• _Aim of the task_: Using the data below, gather each line that includes the word "background".

• _Task data_:
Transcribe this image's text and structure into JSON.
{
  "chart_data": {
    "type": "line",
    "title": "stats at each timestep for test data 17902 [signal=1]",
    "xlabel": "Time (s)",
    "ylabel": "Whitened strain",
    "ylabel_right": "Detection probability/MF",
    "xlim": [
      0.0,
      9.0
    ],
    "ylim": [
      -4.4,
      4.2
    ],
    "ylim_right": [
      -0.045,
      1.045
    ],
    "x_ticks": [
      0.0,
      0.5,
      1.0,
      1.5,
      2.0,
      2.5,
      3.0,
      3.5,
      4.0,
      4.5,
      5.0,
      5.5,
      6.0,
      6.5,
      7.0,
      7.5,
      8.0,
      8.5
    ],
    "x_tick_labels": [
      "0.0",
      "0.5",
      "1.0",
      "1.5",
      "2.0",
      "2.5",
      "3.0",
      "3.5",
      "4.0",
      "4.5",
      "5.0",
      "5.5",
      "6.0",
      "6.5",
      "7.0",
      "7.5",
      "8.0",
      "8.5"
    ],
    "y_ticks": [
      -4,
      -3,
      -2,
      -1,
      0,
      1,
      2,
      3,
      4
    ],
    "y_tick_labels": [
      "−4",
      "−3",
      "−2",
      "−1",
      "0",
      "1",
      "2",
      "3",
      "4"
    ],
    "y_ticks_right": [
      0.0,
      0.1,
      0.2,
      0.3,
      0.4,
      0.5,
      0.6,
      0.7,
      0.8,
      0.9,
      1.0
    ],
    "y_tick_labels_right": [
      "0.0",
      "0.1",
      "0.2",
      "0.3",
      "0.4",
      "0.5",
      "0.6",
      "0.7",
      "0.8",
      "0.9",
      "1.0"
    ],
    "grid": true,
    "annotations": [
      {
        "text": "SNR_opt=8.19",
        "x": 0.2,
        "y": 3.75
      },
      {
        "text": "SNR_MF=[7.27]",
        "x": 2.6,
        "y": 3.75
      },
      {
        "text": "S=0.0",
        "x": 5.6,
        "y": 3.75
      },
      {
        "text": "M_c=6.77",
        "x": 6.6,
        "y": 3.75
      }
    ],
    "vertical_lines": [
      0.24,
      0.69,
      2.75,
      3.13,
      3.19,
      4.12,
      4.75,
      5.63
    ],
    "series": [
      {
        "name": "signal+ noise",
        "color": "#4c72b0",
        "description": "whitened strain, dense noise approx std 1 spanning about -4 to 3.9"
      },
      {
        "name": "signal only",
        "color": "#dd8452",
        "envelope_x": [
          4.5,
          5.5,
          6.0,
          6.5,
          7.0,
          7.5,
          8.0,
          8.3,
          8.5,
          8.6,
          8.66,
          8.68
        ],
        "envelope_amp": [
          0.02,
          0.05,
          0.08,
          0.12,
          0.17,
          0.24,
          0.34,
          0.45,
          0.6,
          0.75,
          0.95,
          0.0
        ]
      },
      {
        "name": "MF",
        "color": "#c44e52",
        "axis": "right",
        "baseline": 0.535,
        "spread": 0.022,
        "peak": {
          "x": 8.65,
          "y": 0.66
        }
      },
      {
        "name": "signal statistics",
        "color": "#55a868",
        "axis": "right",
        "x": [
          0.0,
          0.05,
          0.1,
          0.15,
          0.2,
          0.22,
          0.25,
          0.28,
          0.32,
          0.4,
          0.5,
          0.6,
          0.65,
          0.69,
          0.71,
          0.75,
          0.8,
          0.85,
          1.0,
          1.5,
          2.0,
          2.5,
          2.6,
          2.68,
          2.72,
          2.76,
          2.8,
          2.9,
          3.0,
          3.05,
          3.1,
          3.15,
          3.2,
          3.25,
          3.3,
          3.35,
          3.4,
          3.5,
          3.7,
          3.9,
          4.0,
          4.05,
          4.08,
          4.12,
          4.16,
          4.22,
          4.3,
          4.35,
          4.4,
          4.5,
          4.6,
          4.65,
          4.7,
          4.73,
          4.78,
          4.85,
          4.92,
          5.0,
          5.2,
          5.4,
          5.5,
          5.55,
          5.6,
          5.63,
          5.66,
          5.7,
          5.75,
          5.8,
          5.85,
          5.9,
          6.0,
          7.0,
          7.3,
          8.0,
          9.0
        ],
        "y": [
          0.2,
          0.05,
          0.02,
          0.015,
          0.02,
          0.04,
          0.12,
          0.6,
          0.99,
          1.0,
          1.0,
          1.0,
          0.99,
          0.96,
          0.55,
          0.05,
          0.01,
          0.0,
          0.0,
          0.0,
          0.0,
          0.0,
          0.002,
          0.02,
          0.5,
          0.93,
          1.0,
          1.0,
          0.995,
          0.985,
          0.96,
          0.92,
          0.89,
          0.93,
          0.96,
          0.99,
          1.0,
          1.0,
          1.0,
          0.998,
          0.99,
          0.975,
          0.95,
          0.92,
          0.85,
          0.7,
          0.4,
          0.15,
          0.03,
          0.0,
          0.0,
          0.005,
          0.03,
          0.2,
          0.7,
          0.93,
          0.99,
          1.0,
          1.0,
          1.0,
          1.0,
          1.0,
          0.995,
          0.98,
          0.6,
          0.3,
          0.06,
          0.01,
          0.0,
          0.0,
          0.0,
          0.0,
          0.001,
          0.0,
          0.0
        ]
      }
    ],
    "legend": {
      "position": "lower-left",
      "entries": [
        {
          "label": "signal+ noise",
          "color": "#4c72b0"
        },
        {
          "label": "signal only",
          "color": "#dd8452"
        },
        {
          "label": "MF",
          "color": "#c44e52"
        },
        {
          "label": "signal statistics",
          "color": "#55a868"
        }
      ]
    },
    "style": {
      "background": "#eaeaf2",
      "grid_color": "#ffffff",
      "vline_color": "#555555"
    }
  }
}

---

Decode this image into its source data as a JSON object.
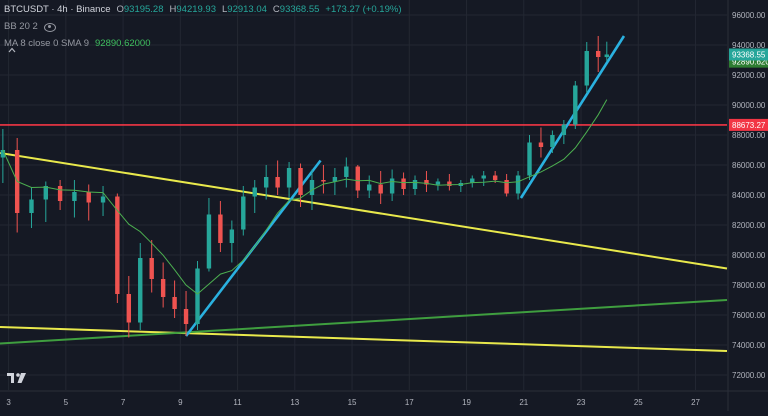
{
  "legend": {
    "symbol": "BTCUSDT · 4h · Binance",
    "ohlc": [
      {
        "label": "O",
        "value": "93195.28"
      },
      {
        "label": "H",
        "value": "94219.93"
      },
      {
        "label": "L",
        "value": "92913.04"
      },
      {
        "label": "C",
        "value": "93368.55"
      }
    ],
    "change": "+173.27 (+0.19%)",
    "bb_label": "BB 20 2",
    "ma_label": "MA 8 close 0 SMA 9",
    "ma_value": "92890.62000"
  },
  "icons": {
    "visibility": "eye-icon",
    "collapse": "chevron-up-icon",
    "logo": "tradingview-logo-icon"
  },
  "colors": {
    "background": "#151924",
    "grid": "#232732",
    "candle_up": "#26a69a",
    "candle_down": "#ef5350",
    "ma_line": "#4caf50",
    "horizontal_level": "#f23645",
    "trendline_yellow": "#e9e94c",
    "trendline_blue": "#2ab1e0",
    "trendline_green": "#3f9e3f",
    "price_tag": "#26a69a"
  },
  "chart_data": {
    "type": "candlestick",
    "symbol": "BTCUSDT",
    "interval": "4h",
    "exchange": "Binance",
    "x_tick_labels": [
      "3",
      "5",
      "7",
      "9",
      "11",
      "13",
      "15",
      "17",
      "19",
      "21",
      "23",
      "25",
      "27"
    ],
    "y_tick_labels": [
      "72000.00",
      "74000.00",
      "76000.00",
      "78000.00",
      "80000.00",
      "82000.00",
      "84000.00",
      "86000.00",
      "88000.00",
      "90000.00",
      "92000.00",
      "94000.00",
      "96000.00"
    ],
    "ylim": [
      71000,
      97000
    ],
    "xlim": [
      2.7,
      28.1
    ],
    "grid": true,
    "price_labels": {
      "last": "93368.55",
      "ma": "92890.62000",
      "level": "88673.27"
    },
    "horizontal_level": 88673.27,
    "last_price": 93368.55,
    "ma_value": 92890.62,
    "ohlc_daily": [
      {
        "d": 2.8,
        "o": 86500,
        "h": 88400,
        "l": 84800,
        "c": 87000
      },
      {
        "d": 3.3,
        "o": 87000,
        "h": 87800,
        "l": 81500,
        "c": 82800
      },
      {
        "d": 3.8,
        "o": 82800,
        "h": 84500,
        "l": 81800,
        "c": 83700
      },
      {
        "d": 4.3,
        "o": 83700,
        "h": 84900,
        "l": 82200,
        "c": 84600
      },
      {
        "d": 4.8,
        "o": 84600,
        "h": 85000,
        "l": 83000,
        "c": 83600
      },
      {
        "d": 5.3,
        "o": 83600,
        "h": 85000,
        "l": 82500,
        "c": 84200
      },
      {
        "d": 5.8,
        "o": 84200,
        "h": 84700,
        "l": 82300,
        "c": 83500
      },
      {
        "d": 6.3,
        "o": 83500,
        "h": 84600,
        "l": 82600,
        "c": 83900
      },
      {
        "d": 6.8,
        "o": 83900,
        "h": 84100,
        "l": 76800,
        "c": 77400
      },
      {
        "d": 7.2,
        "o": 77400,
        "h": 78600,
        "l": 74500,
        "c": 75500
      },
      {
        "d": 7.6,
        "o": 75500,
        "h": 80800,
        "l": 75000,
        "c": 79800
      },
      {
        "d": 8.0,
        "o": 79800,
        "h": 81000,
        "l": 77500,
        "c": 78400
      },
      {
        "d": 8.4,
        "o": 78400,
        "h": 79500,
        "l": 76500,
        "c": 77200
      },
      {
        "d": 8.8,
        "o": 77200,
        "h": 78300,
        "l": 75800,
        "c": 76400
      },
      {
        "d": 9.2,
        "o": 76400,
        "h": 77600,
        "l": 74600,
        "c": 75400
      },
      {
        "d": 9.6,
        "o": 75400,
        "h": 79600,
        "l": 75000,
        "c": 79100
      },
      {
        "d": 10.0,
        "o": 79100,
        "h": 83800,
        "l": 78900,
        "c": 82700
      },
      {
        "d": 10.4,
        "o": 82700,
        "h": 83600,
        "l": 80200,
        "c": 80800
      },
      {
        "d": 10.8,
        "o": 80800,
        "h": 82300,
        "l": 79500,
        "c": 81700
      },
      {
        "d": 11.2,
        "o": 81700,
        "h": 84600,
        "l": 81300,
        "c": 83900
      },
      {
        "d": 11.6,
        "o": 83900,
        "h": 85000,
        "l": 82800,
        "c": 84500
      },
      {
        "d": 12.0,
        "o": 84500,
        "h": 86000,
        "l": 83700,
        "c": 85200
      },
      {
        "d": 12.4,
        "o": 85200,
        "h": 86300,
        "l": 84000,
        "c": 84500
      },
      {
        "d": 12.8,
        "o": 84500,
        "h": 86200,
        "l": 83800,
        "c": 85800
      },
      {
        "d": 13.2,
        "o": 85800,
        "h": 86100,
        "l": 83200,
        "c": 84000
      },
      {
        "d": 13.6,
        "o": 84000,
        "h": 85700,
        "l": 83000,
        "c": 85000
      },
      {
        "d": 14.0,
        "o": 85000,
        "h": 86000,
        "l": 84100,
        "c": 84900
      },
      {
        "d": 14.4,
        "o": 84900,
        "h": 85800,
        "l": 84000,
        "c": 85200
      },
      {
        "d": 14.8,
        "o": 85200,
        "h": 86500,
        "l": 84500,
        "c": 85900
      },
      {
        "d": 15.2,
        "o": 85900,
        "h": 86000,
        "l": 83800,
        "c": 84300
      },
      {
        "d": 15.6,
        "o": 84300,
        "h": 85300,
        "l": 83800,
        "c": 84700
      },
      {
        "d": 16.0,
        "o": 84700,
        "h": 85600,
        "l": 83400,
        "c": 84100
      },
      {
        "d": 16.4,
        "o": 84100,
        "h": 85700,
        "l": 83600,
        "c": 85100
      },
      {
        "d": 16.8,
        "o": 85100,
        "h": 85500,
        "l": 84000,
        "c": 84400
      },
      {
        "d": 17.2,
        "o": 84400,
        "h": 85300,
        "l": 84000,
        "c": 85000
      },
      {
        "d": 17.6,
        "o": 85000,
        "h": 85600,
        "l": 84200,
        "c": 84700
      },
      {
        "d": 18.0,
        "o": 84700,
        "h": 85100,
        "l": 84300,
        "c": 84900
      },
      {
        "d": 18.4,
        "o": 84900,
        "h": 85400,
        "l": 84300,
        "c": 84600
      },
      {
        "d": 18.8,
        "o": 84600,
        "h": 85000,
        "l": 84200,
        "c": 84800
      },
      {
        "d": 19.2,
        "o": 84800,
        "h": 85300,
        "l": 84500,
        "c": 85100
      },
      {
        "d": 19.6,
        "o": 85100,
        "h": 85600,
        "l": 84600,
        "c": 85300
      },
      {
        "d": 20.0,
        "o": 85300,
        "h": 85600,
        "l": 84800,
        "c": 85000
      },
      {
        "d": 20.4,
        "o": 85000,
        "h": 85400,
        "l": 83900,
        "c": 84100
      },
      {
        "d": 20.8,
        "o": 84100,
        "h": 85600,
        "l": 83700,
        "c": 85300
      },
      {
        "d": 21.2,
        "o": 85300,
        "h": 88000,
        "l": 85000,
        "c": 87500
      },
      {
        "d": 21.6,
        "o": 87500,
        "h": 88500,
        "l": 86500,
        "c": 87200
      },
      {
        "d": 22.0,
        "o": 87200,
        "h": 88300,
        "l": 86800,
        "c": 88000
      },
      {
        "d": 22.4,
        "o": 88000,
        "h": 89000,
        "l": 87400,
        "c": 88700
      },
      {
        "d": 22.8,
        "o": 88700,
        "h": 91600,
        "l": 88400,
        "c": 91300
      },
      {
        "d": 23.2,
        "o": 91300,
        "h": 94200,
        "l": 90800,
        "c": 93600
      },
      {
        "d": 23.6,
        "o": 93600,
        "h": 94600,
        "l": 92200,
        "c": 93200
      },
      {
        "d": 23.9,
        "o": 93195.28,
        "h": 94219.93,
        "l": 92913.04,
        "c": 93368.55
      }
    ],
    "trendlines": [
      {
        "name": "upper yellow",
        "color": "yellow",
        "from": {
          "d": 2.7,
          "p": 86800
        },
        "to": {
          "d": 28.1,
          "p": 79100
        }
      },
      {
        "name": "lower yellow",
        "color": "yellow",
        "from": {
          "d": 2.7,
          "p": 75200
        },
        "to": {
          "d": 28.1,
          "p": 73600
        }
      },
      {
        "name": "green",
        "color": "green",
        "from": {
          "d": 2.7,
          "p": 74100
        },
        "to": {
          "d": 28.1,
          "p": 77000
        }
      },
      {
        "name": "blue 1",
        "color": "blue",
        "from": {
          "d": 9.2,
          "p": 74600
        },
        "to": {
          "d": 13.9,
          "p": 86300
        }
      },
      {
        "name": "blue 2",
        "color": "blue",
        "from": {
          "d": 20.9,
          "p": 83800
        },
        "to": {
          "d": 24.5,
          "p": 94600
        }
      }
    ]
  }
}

• _Result_:
      "background": "#eaeaf2",
    "background": "#151924",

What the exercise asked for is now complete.